[Written request] Rewrite the lines of the material below, swapping every "plus-circle-icon" for "add-button-icon" and keeping everything else the same. Leave the pictures out.

[Records]
================

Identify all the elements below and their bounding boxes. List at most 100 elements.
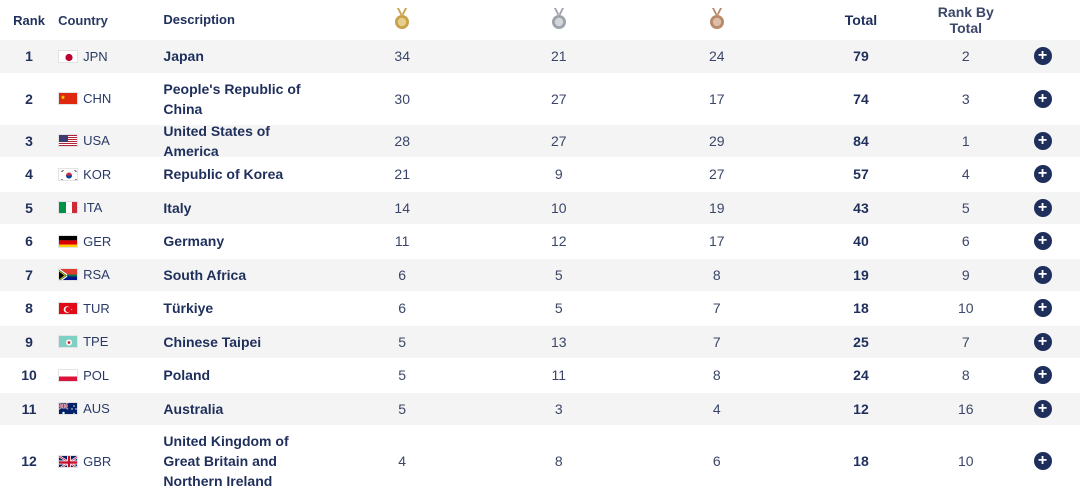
header-description[interactable]: Description — [163, 12, 235, 27]
table-header: Rank Country Description Total — [0, 0, 1080, 40]
total-count: 79 — [853, 48, 869, 65]
rank-cell: 4 — [25, 166, 33, 183]
total-count: 19 — [853, 266, 869, 283]
country-description[interactable]: People's Republic of China — [163, 80, 301, 117]
plus-circle-icon[interactable]: + — [1033, 452, 1052, 470]
china-flag-icon — [58, 92, 79, 105]
table-row[interactable]: 2 CHN People's Republic of China 30 27 1… — [0, 74, 1080, 125]
great-britain-flag-icon — [58, 454, 79, 468]
plus-circle-icon[interactable]: + — [1033, 165, 1052, 184]
bronze-count: 8 — [712, 367, 721, 384]
table-row[interactable]: 9 TPE Chinese Taipei 5 13 7 25 7 + — [0, 325, 1080, 359]
header-gold[interactable] — [325, 7, 480, 33]
table-row[interactable]: 12 GBR United Kingdom of Great Britain a… — [0, 426, 1080, 497]
plus-circle-icon[interactable]: + — [1033, 299, 1052, 318]
rank-cell: 1 — [25, 48, 33, 65]
country-description[interactable]: United States of America — [163, 122, 270, 159]
gold-count: 5 — [398, 367, 407, 384]
header-rank[interactable]: Rank — [13, 12, 45, 28]
country-cell: POL — [58, 368, 163, 383]
rank-by-total: 2 — [961, 48, 970, 65]
plus-circle-icon[interactable]: + — [1033, 366, 1052, 385]
rank-cell: 7 — [25, 266, 33, 283]
total-count: 84 — [853, 132, 869, 149]
gold-count: 5 — [398, 400, 407, 417]
rank-cell: 9 — [25, 333, 33, 350]
country-description[interactable]: Australia — [163, 400, 224, 417]
germany-flag-icon — [58, 234, 79, 248]
table-row[interactable]: 4 KOR Republic of Korea 21 9 27 57 4 + — [0, 158, 1080, 192]
table-row[interactable]: 11 AUS Australia 5 3 4 12 16 + — [0, 392, 1080, 426]
country-cell: AUS — [58, 401, 163, 416]
bronze-count: 4 — [712, 400, 721, 417]
silver-count: 21 — [550, 48, 567, 65]
bronze-count: 19 — [708, 199, 725, 216]
total-count: 43 — [853, 199, 869, 216]
rank-cell: 8 — [25, 300, 33, 317]
rank-cell: 3 — [25, 132, 33, 149]
gold-count: 11 — [394, 233, 410, 250]
total-count: 40 — [853, 233, 869, 250]
table-row[interactable]: 7 RSA South Africa 6 5 8 19 9 + — [0, 258, 1080, 292]
italy-flag-icon — [58, 201, 79, 215]
header-country[interactable]: Country — [58, 12, 108, 28]
bronze-medal-icon — [709, 7, 724, 29]
header-rank-by-total[interactable]: Rank By Total — [937, 4, 994, 36]
header-bronze[interactable] — [638, 7, 796, 33]
country-description[interactable]: Italy — [163, 199, 192, 216]
country-description[interactable]: Poland — [163, 367, 211, 384]
table-row[interactable]: 8 TUR Türkiye 6 5 7 18 10 + — [0, 292, 1080, 326]
gold-count: 4 — [398, 453, 407, 469]
plus-circle-icon[interactable]: + — [1033, 232, 1052, 251]
table-row[interactable]: 1 JPN Japan 34 21 24 79 2 + — [0, 40, 1080, 74]
plus-circle-icon[interactable]: + — [1033, 131, 1052, 150]
plus-circle-icon[interactable]: + — [1033, 89, 1052, 108]
country-cell: USA — [58, 133, 163, 148]
rank-by-total: 16 — [958, 400, 974, 417]
gold-count: 28 — [394, 132, 410, 149]
plus-circle-icon[interactable]: + — [1033, 198, 1052, 217]
australia-flag-icon — [58, 402, 79, 416]
country-description[interactable]: South Africa — [163, 266, 247, 283]
table-row[interactable]: 3 USA United States of America 28 27 29 … — [0, 123, 1080, 159]
total-count: 25 — [853, 333, 869, 350]
rank-by-total: 4 — [961, 166, 970, 183]
country-cell: TUR — [58, 301, 163, 316]
country-description[interactable]: Türkiye — [163, 300, 214, 317]
rank-cell: 5 — [25, 199, 33, 216]
country-code: ITA — [83, 200, 103, 216]
plus-circle-icon[interactable]: + — [1033, 265, 1052, 284]
country-code: USA — [83, 133, 110, 149]
table-row[interactable]: 5 ITA Italy 14 10 19 43 5 + — [0, 191, 1080, 225]
total-count: 12 — [853, 400, 869, 417]
rank-cell: 6 — [25, 233, 33, 250]
country-description[interactable]: Germany — [163, 233, 225, 250]
gold-count: 5 — [398, 333, 407, 350]
silver-count: 9 — [554, 166, 563, 183]
gold-count: 14 — [394, 199, 410, 216]
plus-circle-icon[interactable]: + — [1033, 332, 1052, 351]
table-row[interactable]: 6 GER Germany 11 12 17 40 6 + — [0, 225, 1080, 259]
country-description[interactable]: Chinese Taipei — [163, 333, 262, 350]
japan-flag-icon — [58, 49, 79, 63]
country-description[interactable]: Japan — [163, 48, 204, 65]
country-description[interactable]: United Kingdom of Great Britain and Nort… — [163, 433, 289, 489]
bronze-count: 27 — [708, 166, 725, 183]
table-row[interactable]: 10 POL Poland 5 11 8 24 8 + — [0, 359, 1080, 393]
korea-flag-icon — [58, 167, 79, 181]
country-cell: RSA — [58, 267, 163, 282]
country-code: AUS — [83, 401, 110, 417]
rank-cell: 11 — [21, 400, 37, 417]
country-description[interactable]: Republic of Korea — [163, 166, 284, 183]
header-silver[interactable] — [479, 7, 638, 33]
expand-cell: + — [1005, 399, 1080, 418]
bronze-count: 17 — [708, 233, 725, 250]
country-cell: TPE — [58, 334, 163, 349]
rank-by-total: 7 — [961, 333, 970, 350]
header-total[interactable]: Total — [844, 12, 878, 28]
country-cell: GBR — [58, 454, 163, 469]
plus-circle-icon[interactable]: + — [1033, 399, 1052, 418]
plus-circle-icon[interactable]: + — [1033, 47, 1052, 66]
poland-flag-icon — [58, 368, 79, 382]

================

[Response for this exercise]
Identify all the elements below and their bounding boxes. List at most 100 elements.
header-description[interactable]: Description — [163, 12, 235, 27]
table-header: Rank Country Description Total — [0, 0, 1080, 40]
total-count: 79 — [853, 48, 869, 65]
rank-cell: 4 — [25, 166, 33, 183]
total-count: 19 — [853, 266, 869, 283]
country-description[interactable]: People's Republic of China — [163, 80, 301, 117]
add-button-icon[interactable]: + — [1033, 452, 1052, 470]
china-flag-icon — [58, 92, 79, 105]
table-row[interactable]: 2 CHN People's Republic of China 30 27 1… — [0, 74, 1080, 125]
great-britain-flag-icon — [58, 454, 79, 468]
add-button-icon[interactable]: + — [1033, 165, 1052, 184]
bronze-count: 8 — [712, 367, 721, 384]
table-row[interactable]: 9 TPE Chinese Taipei 5 13 7 25 7 + — [0, 325, 1080, 359]
header-gold[interactable] — [325, 7, 480, 33]
table-row[interactable]: 12 GBR United Kingdom of Great Britain a… — [0, 426, 1080, 497]
add-button-icon[interactable]: + — [1033, 299, 1052, 318]
rank-cell: 1 — [25, 48, 33, 65]
country-description[interactable]: United States of America — [163, 122, 270, 159]
gold-count: 5 — [398, 367, 407, 384]
header-rank[interactable]: Rank — [13, 12, 45, 28]
country-cell: POL — [58, 368, 163, 383]
rank-by-total: 2 — [961, 48, 970, 65]
add-button-icon[interactable]: + — [1033, 366, 1052, 385]
rank-cell: 7 — [25, 266, 33, 283]
total-count: 84 — [853, 132, 869, 149]
gold-count: 5 — [398, 400, 407, 417]
rank-cell: 9 — [25, 333, 33, 350]
country-description[interactable]: Australia — [163, 400, 224, 417]
germany-flag-icon — [58, 234, 79, 248]
table-row[interactable]: 4 KOR Republic of Korea 21 9 27 57 4 + — [0, 158, 1080, 192]
table-row[interactable]: 11 AUS Australia 5 3 4 12 16 + — [0, 392, 1080, 426]
country-cell: AUS — [58, 401, 163, 416]
bronze-count: 4 — [712, 400, 721, 417]
silver-count: 21 — [550, 48, 567, 65]
bronze-count: 19 — [708, 199, 725, 216]
total-count: 43 — [853, 199, 869, 216]
rank-cell: 8 — [25, 300, 33, 317]
rank-cell: 3 — [25, 132, 33, 149]
gold-count: 11 — [394, 233, 410, 250]
total-count: 40 — [853, 233, 869, 250]
table-row[interactable]: 7 RSA South Africa 6 5 8 19 9 + — [0, 258, 1080, 292]
italy-flag-icon — [58, 201, 79, 215]
header-country[interactable]: Country — [58, 12, 108, 28]
bronze-medal-icon — [709, 7, 724, 29]
header-rank-by-total[interactable]: Rank By Total — [937, 4, 994, 36]
header-bronze[interactable] — [638, 7, 796, 33]
country-description[interactable]: Italy — [163, 199, 192, 216]
country-description[interactable]: Poland — [163, 367, 211, 384]
table-row[interactable]: 8 TUR Türkiye 6 5 7 18 10 + — [0, 292, 1080, 326]
gold-count: 4 — [398, 453, 407, 469]
add-button-icon[interactable]: + — [1033, 232, 1052, 251]
table-row[interactable]: 1 JPN Japan 34 21 24 79 2 + — [0, 40, 1080, 74]
add-button-icon[interactable]: + — [1033, 131, 1052, 150]
add-button-icon[interactable]: + — [1033, 89, 1052, 108]
country-cell: USA — [58, 133, 163, 148]
rank-by-total: 16 — [958, 400, 974, 417]
gold-count: 28 — [394, 132, 410, 149]
add-button-icon[interactable]: + — [1033, 198, 1052, 217]
australia-flag-icon — [58, 402, 79, 416]
country-description[interactable]: South Africa — [163, 266, 247, 283]
table-row[interactable]: 3 USA United States of America 28 27 29 … — [0, 123, 1080, 159]
total-count: 25 — [853, 333, 869, 350]
rank-by-total: 4 — [961, 166, 970, 183]
country-cell: TUR — [58, 301, 163, 316]
country-description[interactable]: Türkiye — [163, 300, 214, 317]
rank-cell: 5 — [25, 199, 33, 216]
country-code: ITA — [83, 200, 103, 216]
add-button-icon[interactable]: + — [1033, 265, 1052, 284]
country-code: USA — [83, 133, 110, 149]
table-row[interactable]: 5 ITA Italy 14 10 19 43 5 + — [0, 191, 1080, 225]
total-count: 12 — [853, 400, 869, 417]
rank-cell: 6 — [25, 233, 33, 250]
country-description[interactable]: Germany — [163, 233, 225, 250]
gold-count: 5 — [398, 333, 407, 350]
silver-count: 9 — [554, 166, 563, 183]
gold-count: 14 — [394, 199, 410, 216]
add-button-icon[interactable]: + — [1033, 332, 1052, 351]
table-row[interactable]: 6 GER Germany 11 12 17 40 6 + — [0, 225, 1080, 259]
country-description[interactable]: Chinese Taipei — [163, 333, 262, 350]
japan-flag-icon — [58, 49, 79, 63]
country-description[interactable]: Japan — [163, 48, 204, 65]
country-description[interactable]: United Kingdom of Great Britain and Nort… — [163, 433, 289, 489]
bronze-count: 27 — [708, 166, 725, 183]
table-row[interactable]: 10 POL Poland 5 11 8 24 8 + — [0, 359, 1080, 393]
korea-flag-icon — [58, 167, 79, 181]
country-cell: RSA — [58, 267, 163, 282]
country-code: AUS — [83, 401, 110, 417]
rank-cell: 11 — [21, 400, 37, 417]
country-description[interactable]: Republic of Korea — [163, 166, 284, 183]
header-silver[interactable] — [479, 7, 638, 33]
expand-cell: + — [1005, 399, 1080, 418]
bronze-count: 17 — [708, 233, 725, 250]
country-cell: TPE — [58, 334, 163, 349]
rank-by-total: 7 — [961, 333, 970, 350]
header-total[interactable]: Total — [844, 12, 878, 28]
country-cell: GBR — [58, 454, 163, 469]
add-button-icon[interactable]: + — [1033, 399, 1052, 418]
add-button-icon[interactable]: + — [1033, 47, 1052, 66]
poland-flag-icon — [58, 368, 79, 382]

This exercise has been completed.